### [Given request]
Without omitting anything, retype the data that follows.

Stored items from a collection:
= = =

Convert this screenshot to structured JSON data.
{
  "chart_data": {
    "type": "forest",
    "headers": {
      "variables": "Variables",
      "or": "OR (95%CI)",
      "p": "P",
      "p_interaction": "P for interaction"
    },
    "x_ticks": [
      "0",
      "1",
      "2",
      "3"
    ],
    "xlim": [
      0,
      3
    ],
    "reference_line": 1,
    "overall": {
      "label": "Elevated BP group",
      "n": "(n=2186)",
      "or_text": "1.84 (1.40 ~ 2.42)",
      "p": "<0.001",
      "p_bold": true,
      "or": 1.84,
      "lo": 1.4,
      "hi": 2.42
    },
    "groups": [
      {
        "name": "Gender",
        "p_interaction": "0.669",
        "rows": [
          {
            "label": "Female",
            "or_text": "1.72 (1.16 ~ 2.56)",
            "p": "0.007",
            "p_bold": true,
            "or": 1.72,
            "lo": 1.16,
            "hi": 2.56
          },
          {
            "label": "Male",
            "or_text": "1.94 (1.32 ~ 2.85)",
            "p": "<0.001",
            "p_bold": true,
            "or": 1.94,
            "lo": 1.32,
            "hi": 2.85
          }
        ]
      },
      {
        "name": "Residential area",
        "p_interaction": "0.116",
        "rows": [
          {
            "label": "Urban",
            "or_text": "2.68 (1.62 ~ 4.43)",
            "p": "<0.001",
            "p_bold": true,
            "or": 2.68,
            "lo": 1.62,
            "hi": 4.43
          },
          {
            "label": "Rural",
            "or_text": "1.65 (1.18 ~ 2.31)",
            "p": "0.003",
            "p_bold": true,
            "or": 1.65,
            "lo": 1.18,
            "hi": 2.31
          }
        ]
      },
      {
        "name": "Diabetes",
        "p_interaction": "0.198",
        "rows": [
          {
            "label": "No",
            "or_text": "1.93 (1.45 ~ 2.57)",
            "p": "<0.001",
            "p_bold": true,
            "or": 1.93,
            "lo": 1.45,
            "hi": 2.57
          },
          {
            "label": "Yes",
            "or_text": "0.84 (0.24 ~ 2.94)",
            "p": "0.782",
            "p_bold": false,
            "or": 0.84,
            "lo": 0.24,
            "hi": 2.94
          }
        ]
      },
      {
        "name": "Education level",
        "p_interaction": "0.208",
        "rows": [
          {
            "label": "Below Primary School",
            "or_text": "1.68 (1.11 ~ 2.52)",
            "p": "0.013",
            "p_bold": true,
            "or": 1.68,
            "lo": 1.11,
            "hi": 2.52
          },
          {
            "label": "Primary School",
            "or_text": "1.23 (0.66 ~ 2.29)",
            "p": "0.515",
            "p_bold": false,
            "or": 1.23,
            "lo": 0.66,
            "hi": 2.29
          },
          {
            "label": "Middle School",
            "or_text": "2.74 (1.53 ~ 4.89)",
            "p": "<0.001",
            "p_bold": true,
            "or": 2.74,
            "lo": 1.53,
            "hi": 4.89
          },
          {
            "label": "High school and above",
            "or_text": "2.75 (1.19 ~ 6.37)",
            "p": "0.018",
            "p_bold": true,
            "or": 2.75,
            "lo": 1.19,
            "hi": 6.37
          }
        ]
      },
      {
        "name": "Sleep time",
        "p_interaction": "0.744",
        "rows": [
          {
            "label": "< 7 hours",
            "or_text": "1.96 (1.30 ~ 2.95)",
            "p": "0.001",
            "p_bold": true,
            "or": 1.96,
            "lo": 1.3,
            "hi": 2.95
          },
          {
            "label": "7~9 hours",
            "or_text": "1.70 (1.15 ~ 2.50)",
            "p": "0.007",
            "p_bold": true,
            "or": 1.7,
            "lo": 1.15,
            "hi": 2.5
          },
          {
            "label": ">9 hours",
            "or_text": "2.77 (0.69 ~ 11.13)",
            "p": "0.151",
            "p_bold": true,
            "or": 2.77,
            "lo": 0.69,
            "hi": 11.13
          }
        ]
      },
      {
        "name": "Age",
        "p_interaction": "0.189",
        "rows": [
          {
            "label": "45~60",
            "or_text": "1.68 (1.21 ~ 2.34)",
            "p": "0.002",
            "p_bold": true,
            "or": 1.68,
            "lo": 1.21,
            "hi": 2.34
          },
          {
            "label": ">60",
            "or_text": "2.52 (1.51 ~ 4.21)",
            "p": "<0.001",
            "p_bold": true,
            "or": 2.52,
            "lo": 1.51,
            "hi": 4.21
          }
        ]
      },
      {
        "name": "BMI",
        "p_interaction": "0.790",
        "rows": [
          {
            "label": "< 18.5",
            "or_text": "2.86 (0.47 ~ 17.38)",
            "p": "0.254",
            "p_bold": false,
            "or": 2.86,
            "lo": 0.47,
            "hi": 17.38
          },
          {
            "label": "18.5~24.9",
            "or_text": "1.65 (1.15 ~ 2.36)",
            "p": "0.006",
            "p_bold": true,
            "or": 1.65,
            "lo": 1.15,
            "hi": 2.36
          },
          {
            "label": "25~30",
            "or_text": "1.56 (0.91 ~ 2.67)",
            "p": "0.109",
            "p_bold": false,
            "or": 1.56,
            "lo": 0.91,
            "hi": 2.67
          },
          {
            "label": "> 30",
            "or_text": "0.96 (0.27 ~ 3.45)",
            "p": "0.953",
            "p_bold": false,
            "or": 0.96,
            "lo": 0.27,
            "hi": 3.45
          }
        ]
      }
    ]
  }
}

= = =

### [Output of the task]
Convert this screenshot to structured JSON data.
{
  "chart_data": {
    "type": "forest",
    "headers": {
      "variables": "Variables",
      "or": "OR (95%CI)",
      "p": "P",
      "p_interaction": "P for interaction"
    },
    "x_ticks": [
      "0",
      "1",
      "2",
      "3"
    ],
    "xlim": [
      0,
      3
    ],
    "reference_line": 1,
    "overall": {
      "label": "Elevated BP group",
      "n": "(n=2186)",
      "or_text": "1.84 (1.40 ~ 2.42)",
      "p": "<0.001",
      "p_bold": true,
      "or": 1.84,
      "lo": 1.4,
      "hi": 2.42
    },
    "groups": [
      {
        "name": "Gender",
        "p_interaction": "0.669",
        "rows": [
          {
            "label": "Female",
            "or_text": "1.72 (1.16 ~ 2.56)",
            "p": "0.007",
            "p_bold": true,
            "or": 1.72,
            "lo": 1.16,
            "hi": 2.56
          },
          {
            "label": "Male",
            "or_text": "1.94 (1.32 ~ 2.85)",
            "p": "<0.001",
            "p_bold": true,
            "or": 1.94,
            "lo": 1.32,
            "hi": 2.85
          }
        ]
      },
      {
        "name": "Residential area",
        "p_interaction": "0.116",
        "rows": [
          {
            "label": "Urban",
            "or_text": "2.68 (1.62 ~ 4.43)",
            "p": "<0.001",
            "p_bold": true,
            "or": 2.68,
            "lo": 1.62,
            "hi": 4.43
          },
          {
            "label": "Rural",
            "or_text": "1.65 (1.18 ~ 2.31)",
            "p": "0.003",
            "p_bold": true,
            "or": 1.65,
            "lo": 1.18,
            "hi": 2.31
          }
        ]
      },
      {
        "name": "Diabetes",
        "p_interaction": "0.198",
        "rows": [
          {
            "label": "No",
            "or_text": "1.93 (1.45 ~ 2.57)",
            "p": "<0.001",
            "p_bold": true,
            "or": 1.93,
            "lo": 1.45,
            "hi": 2.57
          },
          {
            "label": "Yes",
            "or_text": "0.84 (0.24 ~ 2.94)",
            "p": "0.782",
            "p_bold": false,
            "or": 0.84,
            "lo": 0.24,
            "hi": 2.94
          }
        ]
      },
      {
        "name": "Education level",
        "p_interaction": "0.208",
        "rows": [
          {
            "label": "Below Primary School",
            "or_text": "1.68 (1.11 ~ 2.52)",
            "p": "0.013",
            "p_bold": true,
            "or": 1.68,
            "lo": 1.11,
            "hi": 2.52
          },
          {
            "label": "Primary School",
            "or_text": "1.23 (0.66 ~ 2.29)",
            "p": "0.515",
            "p_bold": false,
            "or": 1.23,
            "lo": 0.66,
            "hi": 2.29
          },
          {
            "label": "Middle School",
            "or_text": "2.74 (1.53 ~ 4.89)",
            "p": "<0.001",
            "p_bold": true,
            "or": 2.74,
            "lo": 1.53,
            "hi": 4.89
          },
          {
            "label": "High school and above",
            "or_text": "2.75 (1.19 ~ 6.37)",
            "p": "0.018",
            "p_bold": true,
            "or": 2.75,
            "lo": 1.19,
            "hi": 6.37
          }
        ]
      },
      {
        "name": "Sleep time",
        "p_interaction": "0.744",
        "rows": [
          {
            "label": "< 7 hours",
            "or_text": "1.96 (1.30 ~ 2.95)",
            "p": "0.001",
            "p_bold": true,
            "or": 1.96,
            "lo": 1.3,
            "hi": 2.95
          },
          {
            "label": "7~9 hours",
            "or_text": "1.70 (1.15 ~ 2.50)",
            "p": "0.007",
            "p_bold": true,
            "or": 1.7,
            "lo": 1.15,
            "hi": 2.5
          },
          {
            "label": ">9 hours",
            "or_text": "2.77 (0.69 ~ 11.13)",
            "p": "0.151",
            "p_bold": true,
            "or": 2.77,
            "lo": 0.69,
            "hi": 11.13
          }
        ]
      },
      {
        "name": "Age",
        "p_interaction": "0.189",
        "rows": [
          {
            "label": "45~60",
            "or_text": "1.68 (1.21 ~ 2.34)",
            "p": "0.002",
            "p_bold": true,
            "or": 1.68,
            "lo": 1.21,
            "hi": 2.34
          },
          {
            "label": ">60",
            "or_text": "2.52 (1.51 ~ 4.21)",
            "p": "<0.001",
            "p_bold": true,
            "or": 2.52,
            "lo": 1.51,
            "hi": 4.21
          }
        ]
      },
      {
        "name": "BMI",
        "p_interaction": "0.790",
        "rows": [
          {
            "label": "< 18.5",
            "or_text": "2.86 (0.47 ~ 17.38)",
            "p": "0.254",
            "p_bold": false,
            "or": 2.86,
            "lo": 0.47,
            "hi": 17.38
          },
          {
            "label": "18.5~24.9",
            "or_text": "1.65 (1.15 ~ 2.36)",
            "p": "0.006",
            "p_bold": true,
            "or": 1.65,
            "lo": 1.15,
            "hi": 2.36
          },
          {
            "label": "25~30",
            "or_text": "1.56 (0.91 ~ 2.67)",
            "p": "0.109",
            "p_bold": false,
            "or": 1.56,
            "lo": 0.91,
            "hi": 2.67
          },
          {
            "label": "> 30",
            "or_text": "0.96 (0.27 ~ 3.45)",
            "p": "0.953",
            "p_bold": false,
            "or": 0.96,
            "lo": 0.27,
            "hi": 3.45
          }
        ]
      }
    ]
  }
}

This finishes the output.